#### Exercise prompt:
Below is a block of records: output all of them exactly and leave out the pictures.

+++ Excerpted data +++

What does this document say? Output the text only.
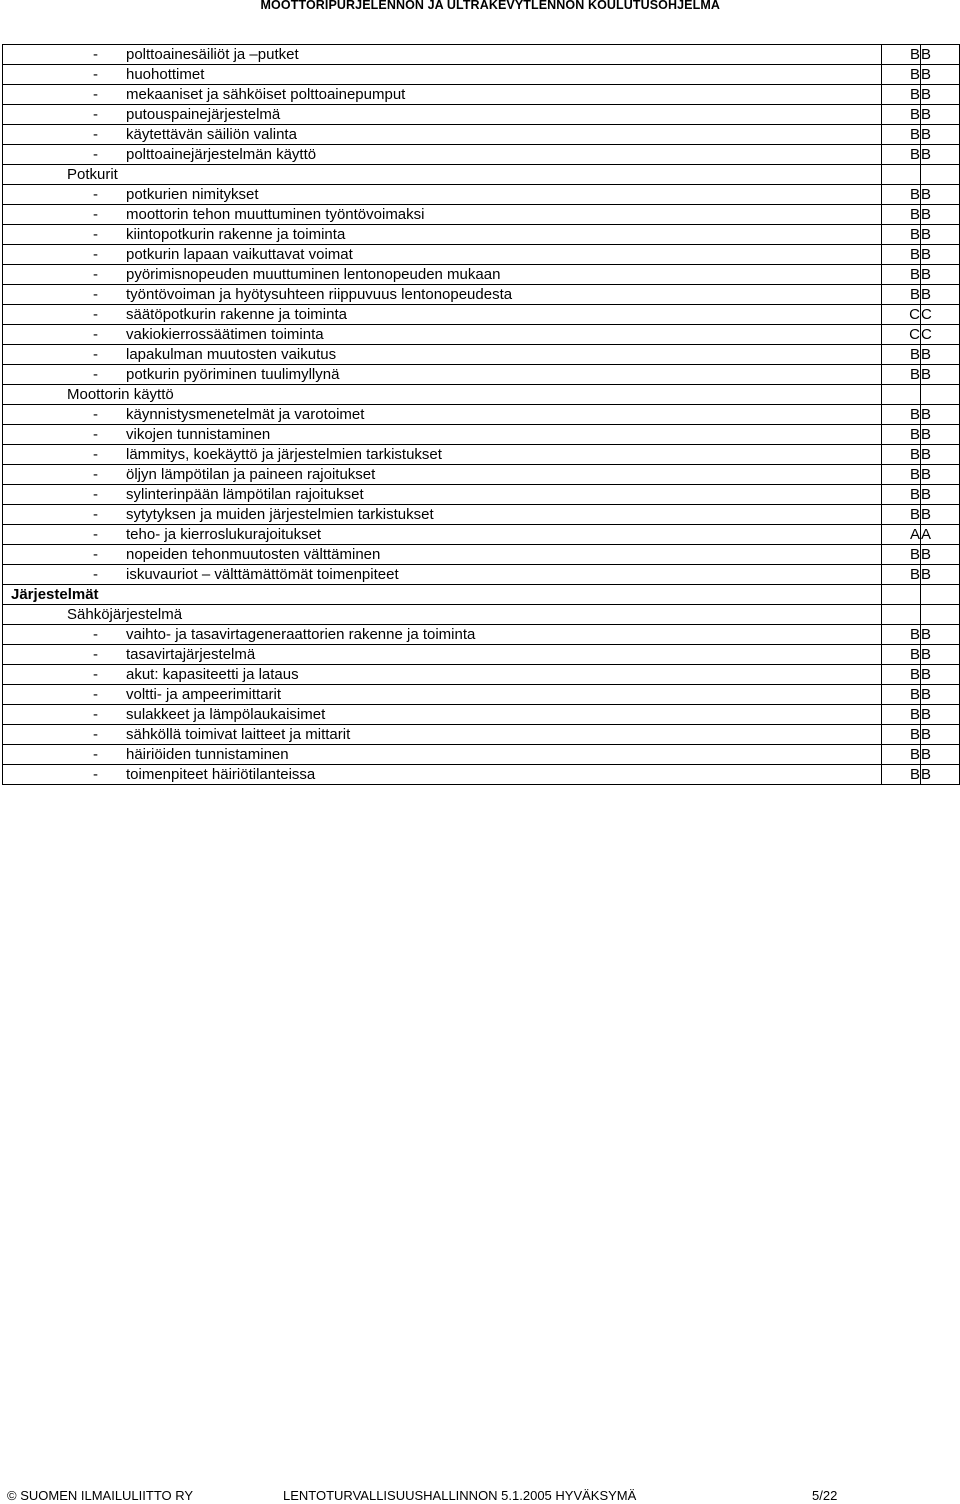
MOOTTORIPURJELENNON JA ULTRAKEVYTLENNON KOULUTUSOHJELMA
- polttoainesäiliöt ja –putket	B	B
- huohottimet	B	B
- mekaaniset ja sähköiset polttoainepumput	B	B
- putouspainejärjestelmä	B	B
- käytettävän säiliön valinta	B	B
- polttoainejärjestelmän käyttö	B	B
Potkurit		
- potkurien nimitykset	B	B
- moottorin tehon muuttuminen työntövoimaksi	B	B
- kiintopotkurin rakenne ja toiminta	B	B
- potkurin lapaan vaikuttavat voimat	B	B
- pyörimisnopeuden muuttuminen lentonopeuden mukaan	B	B
- työntövoiman ja hyötysuhteen riippuvuus lentonopeudesta	B	B
- säätöpotkurin rakenne ja toiminta	C	C
- vakiokierrossäätimen toiminta	C	C
- lapakulman muutosten vaikutus	B	B
- potkurin pyöriminen tuulimyllynä	B	B
Moottorin käyttö		
- käynnistysmenetelmät ja varotoimet	B	B
- vikojen tunnistaminen	B	B
- lämmitys, koekäyttö ja järjestelmien tarkistukset	B	B
- öljyn lämpötilan ja paineen rajoitukset	B	B
- sylinterinpään lämpötilan rajoitukset	B	B
- sytytyksen ja muiden järjestelmien tarkistukset	B	B
- teho- ja kierroslukurajoitukset	A	A
- nopeiden tehonmuutosten välttäminen	B	B
- iskuvauriot – välttämättömät toimenpiteet	B	B
Järjestelmät		
Sähköjärjestelmä		
- vaihto- ja tasavirtageneraattorien rakenne ja toiminta	B	B
- tasavirtajärjestelmä	B	B
- akut: kapasiteetti ja lataus	B	B
- voltti- ja ampeerimittarit	B	B
- sulakkeet ja lämpölaukaisimet	B	B
- sähköllä toimivat laitteet ja mittarit	B	B
- häiriöiden tunnistaminen	B	B
- toimenpiteet häiriötilanteissa	B	B
© SUOMEN ILMAILULIITTO RY	LENTOTURVALLISUUSHALLINNON 5.1.2005 HYVÄKSYMÄ	5/22
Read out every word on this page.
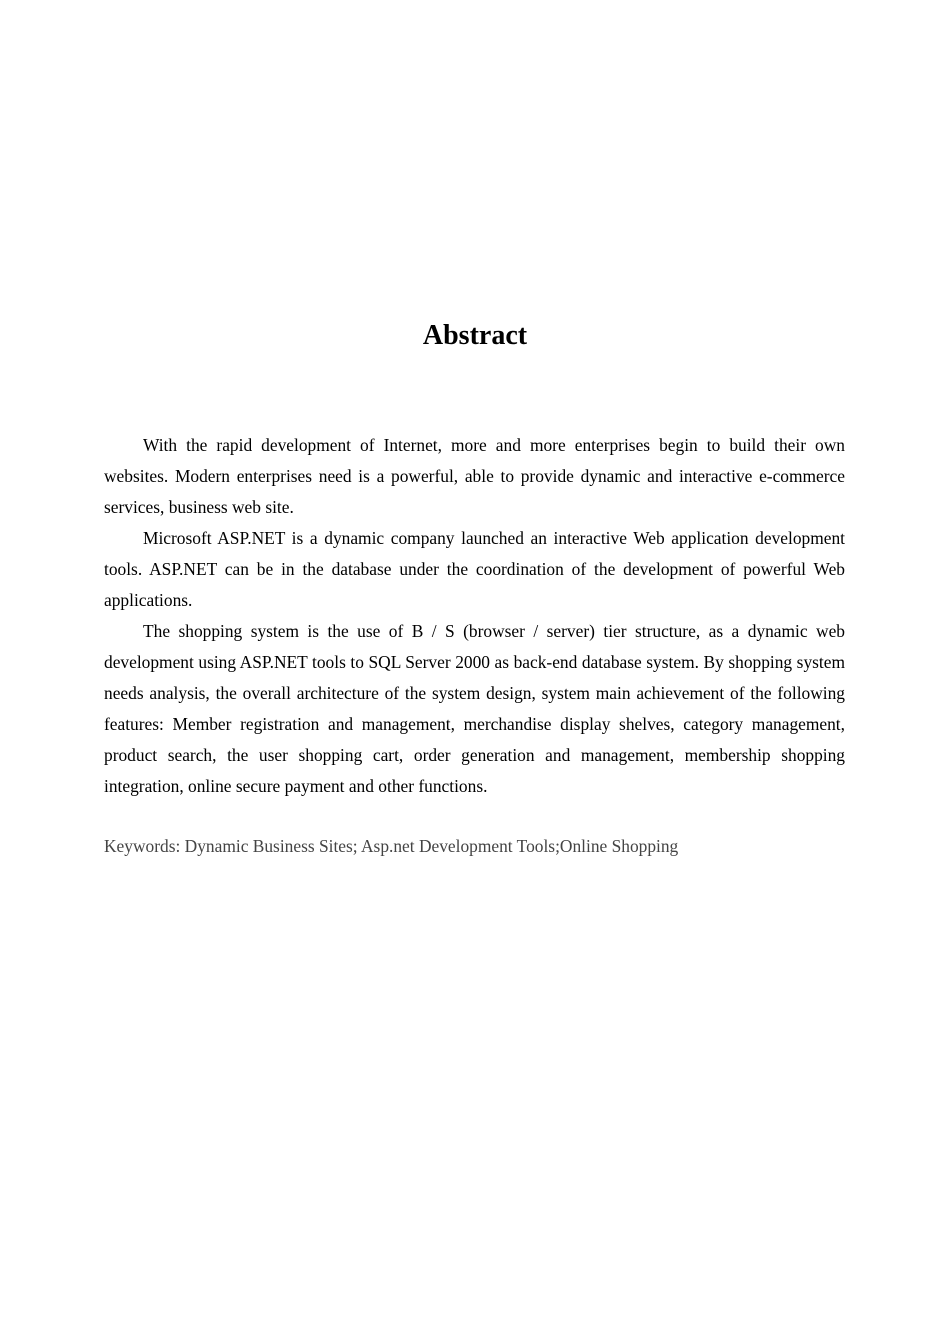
Abstract

With the rapid development of Internet, more and more enterprises begin to build their own websites. Modern enterprises need is a powerful, able to provide dynamic and interactive e-commerce services, business web site.

Microsoft ASP.NET is a dynamic company launched an interactive Web application development tools. ASP.NET can be in the database under the coordination of the development of powerful Web applications.

The shopping system is the use of B / S (browser / server) tier structure, as a dynamic web development using ASP.NET tools to SQL Server 2000 as back-end database system. By shopping system needs analysis, the overall architecture of the system design, system main achievement of the following features: Member registration and management, merchandise display shelves, category management, product search, the user shopping cart, order generation and management, membership shopping integration, online secure payment and other functions.

Keywords: Dynamic Business Sites; Asp.net Development Tools;Online Shopping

+++

#### Response to this task:
What does this document say? Output the text only.
MOOTTORIPURJELENNON JA ULTRAKEVYTLENNON KOULUTUSOHJELMA
- polttoainesäiliöt ja –putket	B	B
- huohottimet	B	B
- mekaaniset ja sähköiset polttoainepumput	B	B
- putouspainejärjestelmä	B	B
- käytettävän säiliön valinta	B	B
- polttoainejärjestelmän käyttö	B	B
Potkurit		
- potkurien nimitykset	B	B
- moottorin tehon muuttuminen työntövoimaksi	B	B
- kiintopotkurin rakenne ja toiminta	B	B
- potkurin lapaan vaikuttavat voimat	B	B
- pyörimisnopeuden muuttuminen lentonopeuden mukaan	B	B
- työntövoiman ja hyötysuhteen riippuvuus lentonopeudesta	B	B
- säätöpotkurin rakenne ja toiminta	C	C
- vakiokierrossäätimen toiminta	C	C
- lapakulman muutosten vaikutus	B	B
- potkurin pyöriminen tuulimyllynä	B	B
Moottorin käyttö		
- käynnistysmenetelmät ja varotoimet	B	B
- vikojen tunnistaminen	B	B
- lämmitys, koekäyttö ja järjestelmien tarkistukset	B	B
- öljyn lämpötilan ja paineen rajoitukset	B	B
- sylinterinpään lämpötilan rajoitukset	B	B
- sytytyksen ja muiden järjestelmien tarkistukset	B	B
- teho- ja kierroslukurajoitukset	A	A
- nopeiden tehonmuutosten välttäminen	B	B
- iskuvauriot – välttämättömät toimenpiteet	B	B
Järjestelmät		
Sähköjärjestelmä		
- vaihto- ja tasavirtageneraattorien rakenne ja toiminta	B	B
- tasavirtajärjestelmä	B	B
- akut: kapasiteetti ja lataus	B	B
- voltti- ja ampeerimittarit	B	B
- sulakkeet ja lämpölaukaisimet	B	B
- sähköllä toimivat laitteet ja mittarit	B	B
- häiriöiden tunnistaminen	B	B
- toimenpiteet häiriötilanteissa	B	B
© SUOMEN ILMAILULIITTO RY	LENTOTURVALLISUUSHALLINNON 5.1.2005 HYVÄKSYMÄ	5/22
Read out every word on this page.
Abstract

With the rapid development of Internet, more and more enterprises begin to build their own websites. Modern enterprises need is a powerful, able to provide dynamic and interactive e-commerce services, business web site.

Microsoft ASP.NET is a dynamic company launched an interactive Web application development tools. ASP.NET can be in the database under the coordination of the development of powerful Web applications.

The shopping system is the use of B / S (browser / server) tier structure, as a dynamic web development using ASP.NET tools to SQL Server 2000 as back-end database system. By shopping system needs analysis, the overall architecture of the system design, system main achievement of the following features: Member registration and management, merchandise display shelves, category management, product search, the user shopping cart, order generation and management, membership shopping integration, online secure payment and other functions.

Keywords: Dynamic Business Sites; Asp.net Development Tools;Online Shopping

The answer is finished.